### Task description
Using the records below, locate all lines containing "dojazdu" and return them.

### Listed records
───

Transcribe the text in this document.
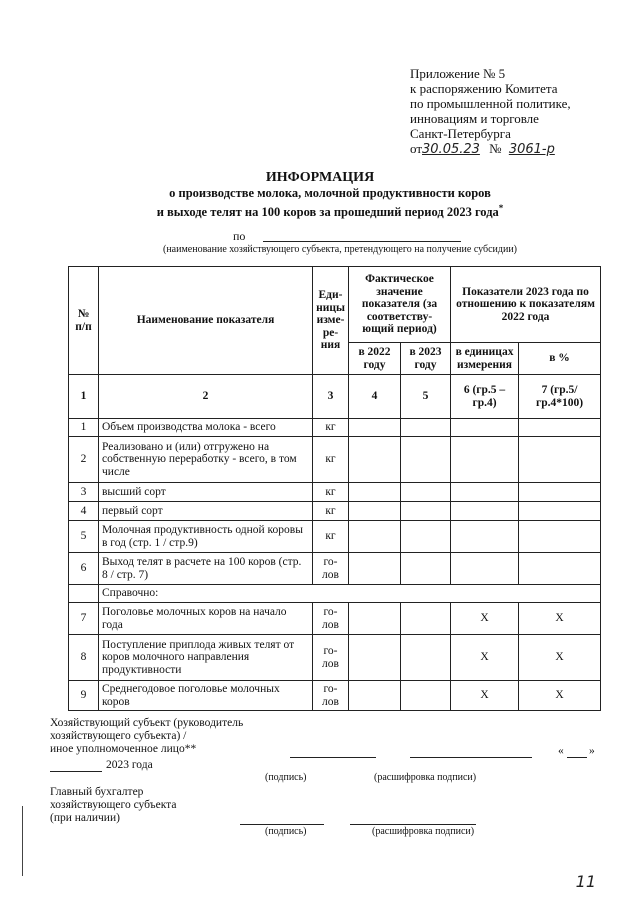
Приложение № 5
к распоряжению Комитета
по промышленной политике,
инновациям и торговле
Санкт-Петербурга
от30.05.23 № 3061-р
ИНФОРМАЦИЯ
о производстве молока, молочной продуктивности коров
и выходе телят на 100 коров за прошедший период 2023 года*
по
(наименование хозяйствующего субъекта, претендующего на получение субсидии)
№ п/п	Наименование показателя	Еди-ницы изме-ре-ния	Фактическое значение показателя (за соответству-ющий период)		Показатели 2023 года по отношению к показателям 2022 года	
			в 2022 году	в 2023 году	в единицах измерения	в %
1	2	3	4	5	6 (гр.5 – гр.4)	7 (гр.5/ гр.4*100)
1	Объем производства молока - всего	кг				
2	Реализовано и (или) отгружено на собственную переработку - всего, в том числе	кг				
3	высший сорт	кг				
4	первый сорт	кг				
5	Молочная продуктивность одной коровы в год (стр. 1 / стр.9)	кг				
6	Выход телят в расчете на 100 коров (стр. 8 / стр. 7)	го-лов				
	Справочно:					
7	Поголовье молочных коров на начало года	го-лов			Х	Х
8	Поступление приплода живых телят от коров молочного направления продуктивности	го-лов			Х	Х
9	Среднегодовое поголовье молочных коров	го-лов			Х	Х
Хозяйствующий субъект (руководитель
хозяйствующего субъекта) /
иное уполномоченное лицо**
2023 года
« »
(подпись)	(расшифровка подписи)
Главный бухгалтер
хозяйствующего субъекта
(при наличии)
(подпись)	(расшифровка подписи)
11
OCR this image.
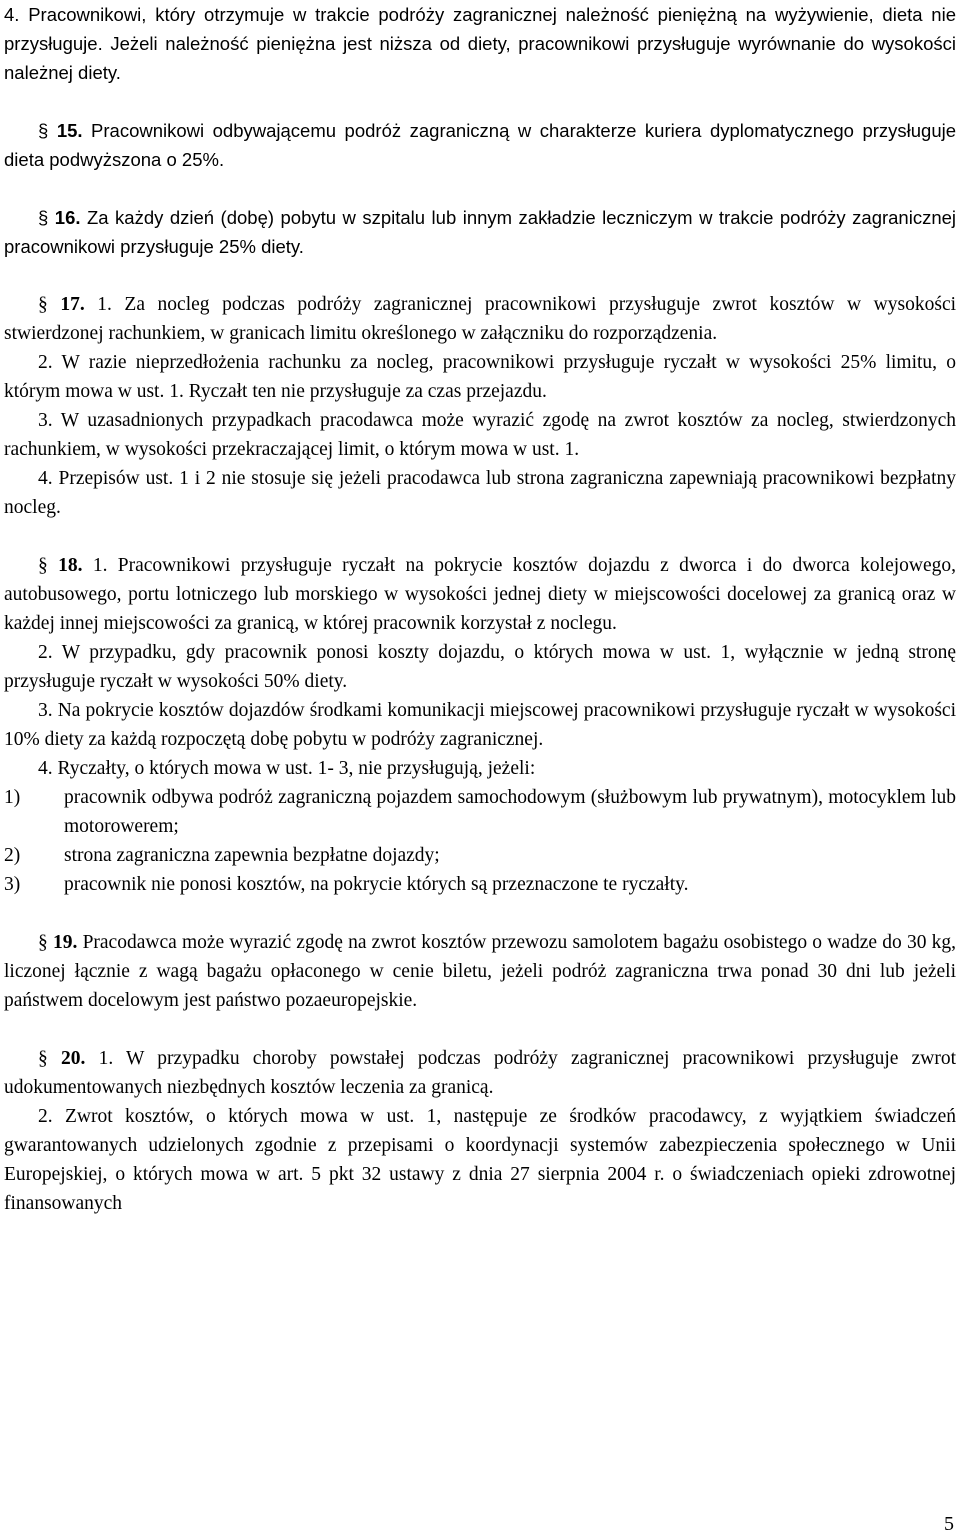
4. Pracownikowi, który otrzymuje w trakcie podróży zagranicznej należność pieniężną na wyżywienie, dieta nie przysługuje. Jeżeli należność pieniężna jest niższa od diety, pracownikowi przysługuje wyrównanie do wysokości należnej diety.

§ 15. Pracownikowi odbywającemu podróż zagraniczną w charakterze kuriera dyplomatycznego przysługuje dieta podwyższona o 25%.

§ 16. Za każdy dzień (dobę) pobytu w szpitalu lub innym zakładzie leczniczym w trakcie podróży zagranicznej pracownikowi przysługuje 25% diety.

§ 17. 1. Za nocleg podczas podróży zagranicznej pracownikowi przysługuje zwrot kosztów w wysokości stwierdzonej rachunkiem, w granicach limitu określonego w załączniku do rozporządzenia.

2. W razie nieprzedłożenia rachunku za nocleg, pracownikowi przysługuje ryczałt w wysokości 25% limitu, o którym mowa w ust. 1. Ryczałt ten nie przysługuje za czas przejazdu.

3. W uzasadnionych przypadkach pracodawca może wyrazić zgodę na zwrot kosztów za nocleg, stwierdzonych rachunkiem, w wysokości przekraczającej limit, o którym mowa w ust. 1.

4. Przepisów ust. 1 i 2 nie stosuje się jeżeli pracodawca lub strona zagraniczna zapewniają pracownikowi bezpłatny nocleg.

§ 18. 1. Pracownikowi przysługuje ryczałt na pokrycie kosztów dojazdu z dworca i do dworca kolejowego, autobusowego, portu lotniczego lub morskiego w wysokości jednej diety w miejscowości docelowej za granicą oraz w każdej innej miejscowości za granicą, w której pracownik korzystał z noclegu.

2. W przypadku, gdy pracownik ponosi koszty dojazdu, o których mowa w ust. 1, wyłącznie w jedną stronę przysługuje ryczałt w wysokości 50% diety.

3. Na pokrycie kosztów dojazdów środkami komunikacji miejscowej pracownikowi przysługuje ryczałt w wysokości 10% diety za każdą rozpoczętą dobę pobytu w podróży zagranicznej.

4. Ryczałty, o których mowa w ust. 1- 3, nie przysługują, jeżeli:

1)	pracownik odbywa podróż zagraniczną pojazdem samochodowym (służbowym lub prywatnym), motocyklem lub motorowerem;
2)	strona zagraniczna zapewnia bezpłatne dojazdy;
3)	pracownik nie ponosi kosztów, na pokrycie których są przeznaczone te ryczałty.

§ 19. Pracodawca może wyrazić zgodę na zwrot kosztów przewozu samolotem bagażu osobistego o wadze do 30 kg, liczonej łącznie z wagą bagażu opłaconego w cenie biletu, jeżeli podróż zagraniczna trwa ponad 30 dni lub jeżeli państwem docelowym jest państwo pozaeuropejskie.

§ 20. 1. W przypadku choroby powstałej podczas podróży zagranicznej pracownikowi przysługuje zwrot udokumentowanych niezbędnych kosztów leczenia za granicą.

2. Zwrot kosztów, o których mowa w ust. 1, następuje ze środków pracodawcy, z wyjątkiem świadczeń gwarantowanych udzielonych zgodnie z przepisami o koordynacji systemów zabezpieczenia społecznego w Unii Europejskiej, o których mowa w art. 5 pkt 32 ustawy z dnia 27 sierpnia 2004 r. o świadczeniach opieki zdrowotnej finansowanych

5
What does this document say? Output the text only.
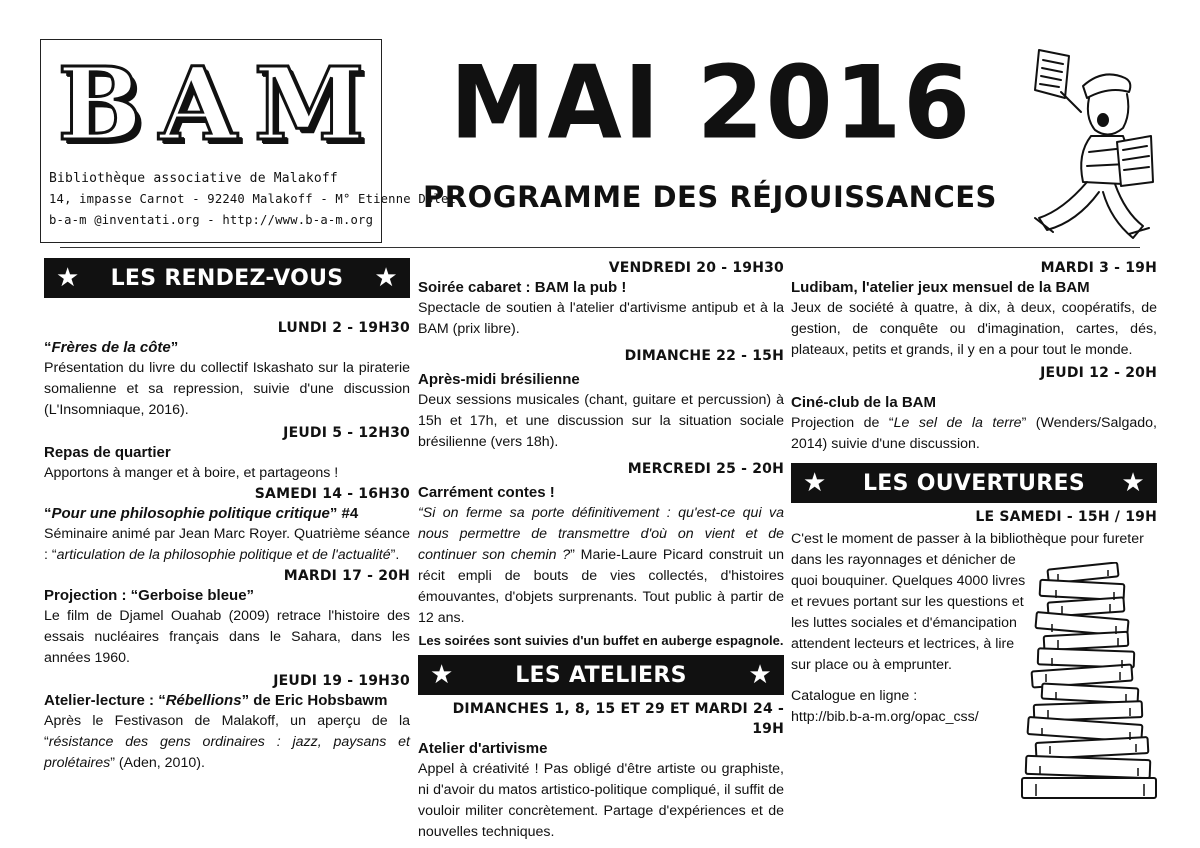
B A M
Bibliothèque associative de Malakoff
14, impasse Carnot - 92240 Malakoff - M° Etienne Dolet
b-a-m @inventati.org - http://www.b-a-m.org
MAI 2016
PROGRAMME DES RÉJOUISSANCES
★	LES RENDEZ-VOUS	★
LUNDI 2 - 19H30
“Frères de la côte”
Présentation du livre du collectif Iskashato sur la piraterie somalienne et sa repression, suivie d'une discussion (L'Insomniaque, 2016).
JEUDI 5 - 12H30
Repas de quartier
Apportons à manger et à boire, et partageons !
SAMEDI 14 - 16H30
“Pour une philosophie politique critique” #4
Séminaire animé par Jean Marc Royer. Quatrième séance : “articulation de la philosophie politique et de l'actualité”.
MARDI 17 - 20H
Projection : “Gerboise bleue”
Le film de Djamel Ouahab (2009) retrace l'histoire des essais nucléaires français dans le Sahara, dans les années 1960.
JEUDI 19 - 19H30
Atelier-lecture : “Rébellions” de Eric Hobsbawm
Après le Festivason de Malakoff, un aperçu de la “résistance des gens ordinaires : jazz, paysans et prolétaires” (Aden, 2010).
VENDREDI 20 - 19H30
Soirée cabaret : BAM la pub !
Spectacle de soutien à l'atelier d'artivisme antipub et à la BAM (prix libre).
DIMANCHE 22 - 15H
Après-midi brésilienne
Deux sessions musicales (chant, guitare et percussion) à 15h et 17h, et une discussion sur la situation sociale brésilienne (vers 18h).
MERCREDI 25 - 20H
Carrément contes !
“Si on ferme sa porte définitivement : qu'est-ce qui va nous permettre de transmettre d'où on vient et de continuer son chemin ?” Marie-Laure Picard construit un récit empli de bouts de vies collectés, d'histoires émouvantes, d'objets surprenants. Tout public à partir de 12 ans.
Les soirées sont suivies d'un buffet en auberge espagnole.
★	LES ATELIERS	★
DIMANCHES 1, 8, 15 ET 29 ET MARDI 24 - 19H
Atelier d'artivisme
Appel à créativité ! Pas obligé d'être artiste ou graphiste, ni d'avoir du matos artistico-politique compliqué, il suffit de vouloir militer concrètement. Partage d'expériences et de nouvelles techniques.
MARDI 3 - 19H
Ludibam, l'atelier jeux mensuel de la BAM
Jeux de société à quatre, à dix, à deux, coopératifs, de gestion, de conquête ou d'imagination, cartes, dés, plateaux, petits et grands, il y en a pour tout le monde.
JEUDI 12 - 20H
Ciné-club de la BAM
Projection de “Le sel de la terre” (Wenders/Salgado, 2014) suivie d'une discussion.
★	LES OUVERTURES	★
LE SAMEDI - 15H / 19H
C'est le moment de passer à la bibliothèque pour fureter
dans les rayonnages et dénicher de
quoi bouquiner. Quelques 4000 livres
et revues portant sur les questions et
les luttes sociales et d'émancipation
attendent lecteurs et lectrices, à lire
sur place ou à emprunter.
Catalogue en ligne :
http://bib.b-a-m.org/opac_css/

───

### Final result
§ 18. 1. Pracownikowi przysługuje ryczałt na pokrycie kosztów dojazdu z dworca i do dworca kolejowego, autobusowego, portu lotniczego lub morskiego w wysokości jednej diety w miejscowości docelowej za granicą oraz w każdej innej miejscowości za granicą, w której pracownik korzystał z noclegu.
2. W przypadku, gdy pracownik ponosi koszty dojazdu, o których mowa w ust. 1, wyłącznie w jedną stronę przysługuje ryczałt w wysokości 50% diety.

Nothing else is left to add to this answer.